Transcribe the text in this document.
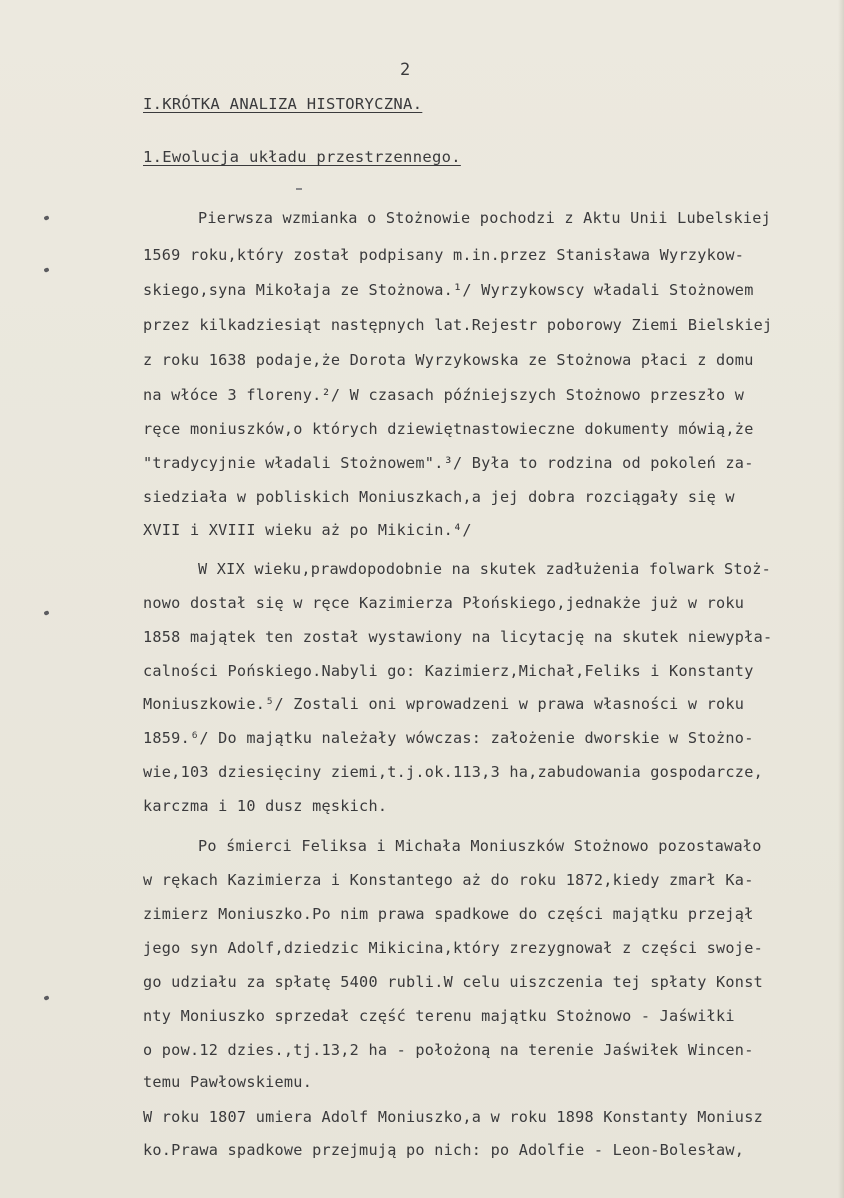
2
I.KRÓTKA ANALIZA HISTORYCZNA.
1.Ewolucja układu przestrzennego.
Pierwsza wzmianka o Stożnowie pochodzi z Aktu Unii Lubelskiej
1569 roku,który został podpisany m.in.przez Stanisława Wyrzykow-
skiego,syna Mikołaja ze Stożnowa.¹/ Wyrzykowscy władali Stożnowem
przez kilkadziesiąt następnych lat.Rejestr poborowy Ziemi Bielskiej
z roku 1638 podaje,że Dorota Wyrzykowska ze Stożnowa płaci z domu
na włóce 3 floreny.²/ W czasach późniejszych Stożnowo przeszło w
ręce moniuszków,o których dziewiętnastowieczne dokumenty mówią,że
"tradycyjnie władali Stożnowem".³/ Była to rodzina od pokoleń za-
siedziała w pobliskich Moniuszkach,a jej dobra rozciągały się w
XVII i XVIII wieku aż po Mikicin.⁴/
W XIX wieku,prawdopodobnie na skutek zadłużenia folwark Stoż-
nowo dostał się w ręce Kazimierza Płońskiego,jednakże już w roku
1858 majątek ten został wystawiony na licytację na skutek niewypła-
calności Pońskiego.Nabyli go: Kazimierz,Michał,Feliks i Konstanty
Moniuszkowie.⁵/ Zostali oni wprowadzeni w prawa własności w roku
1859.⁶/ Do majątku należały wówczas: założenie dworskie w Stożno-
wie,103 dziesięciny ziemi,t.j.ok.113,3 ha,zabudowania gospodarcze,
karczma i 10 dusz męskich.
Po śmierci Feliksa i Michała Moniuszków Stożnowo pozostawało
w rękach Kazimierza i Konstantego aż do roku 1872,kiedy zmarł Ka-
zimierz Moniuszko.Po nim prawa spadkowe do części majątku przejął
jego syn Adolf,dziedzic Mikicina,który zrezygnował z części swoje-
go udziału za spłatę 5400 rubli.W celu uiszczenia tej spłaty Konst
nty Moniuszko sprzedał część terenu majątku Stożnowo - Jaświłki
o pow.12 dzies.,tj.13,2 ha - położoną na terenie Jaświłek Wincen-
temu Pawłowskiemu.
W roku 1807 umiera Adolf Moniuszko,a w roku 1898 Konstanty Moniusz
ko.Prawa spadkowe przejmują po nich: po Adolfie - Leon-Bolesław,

====================

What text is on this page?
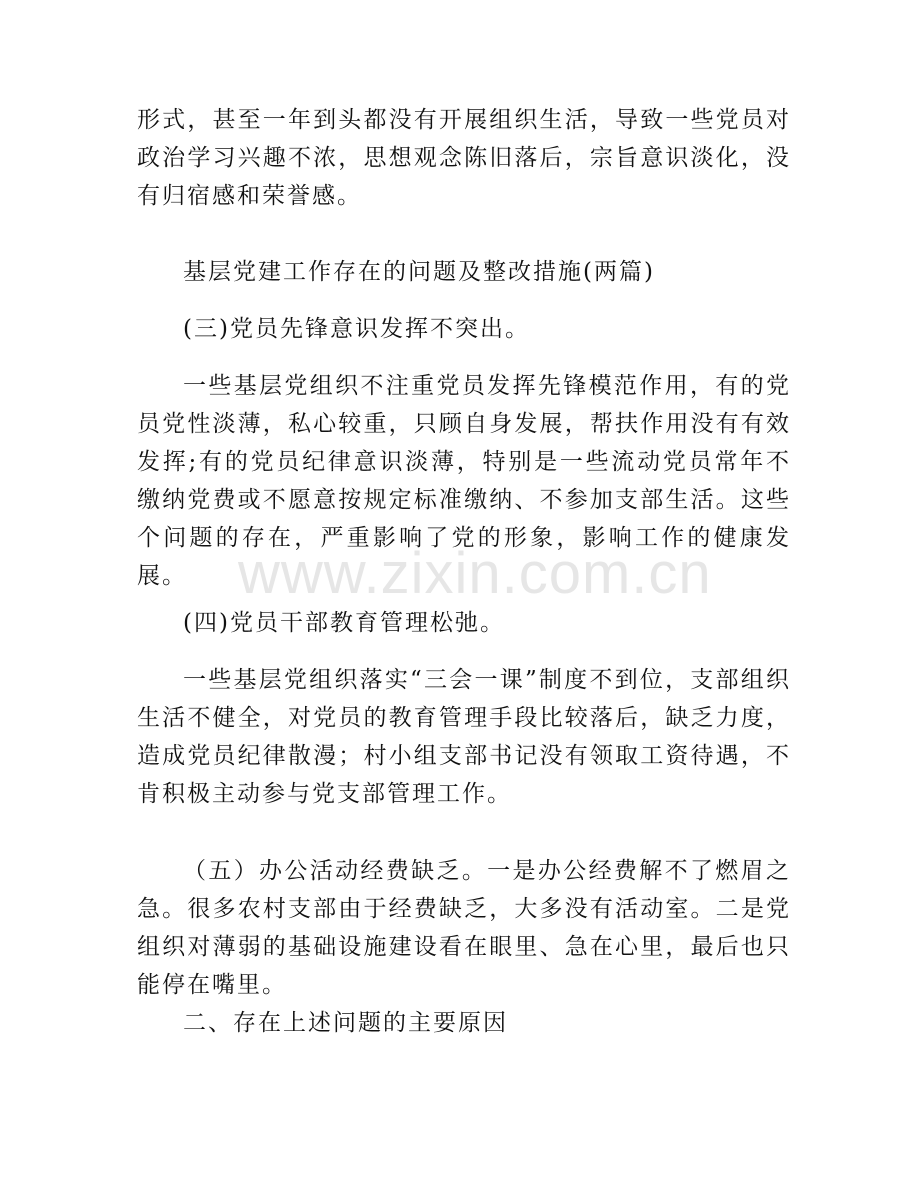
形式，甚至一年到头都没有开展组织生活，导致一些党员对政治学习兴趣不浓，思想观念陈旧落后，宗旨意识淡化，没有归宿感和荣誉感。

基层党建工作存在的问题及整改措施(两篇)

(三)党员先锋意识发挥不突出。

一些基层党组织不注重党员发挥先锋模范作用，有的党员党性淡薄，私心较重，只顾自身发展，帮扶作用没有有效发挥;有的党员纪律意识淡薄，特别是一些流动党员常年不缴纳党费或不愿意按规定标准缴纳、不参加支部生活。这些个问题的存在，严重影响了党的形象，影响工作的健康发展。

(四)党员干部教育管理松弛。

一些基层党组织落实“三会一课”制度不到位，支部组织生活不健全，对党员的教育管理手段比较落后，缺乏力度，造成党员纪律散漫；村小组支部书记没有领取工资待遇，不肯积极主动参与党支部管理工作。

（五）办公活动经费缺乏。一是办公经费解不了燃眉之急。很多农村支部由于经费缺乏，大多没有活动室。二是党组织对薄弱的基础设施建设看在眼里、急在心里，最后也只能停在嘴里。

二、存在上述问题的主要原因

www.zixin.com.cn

====================

_Problem requirements_: Gather every line containing the word "majątku" and copy it.

_Solution for this exercise_:
1859.⁶/ Do majątku należały wówczas: założenie dworskie w Stożno-
zimierz Moniuszko.Po nim prawa spadkowe do części majątku przejął
nty Moniuszko sprzedał część terenu majątku Stożnowo - Jaświłki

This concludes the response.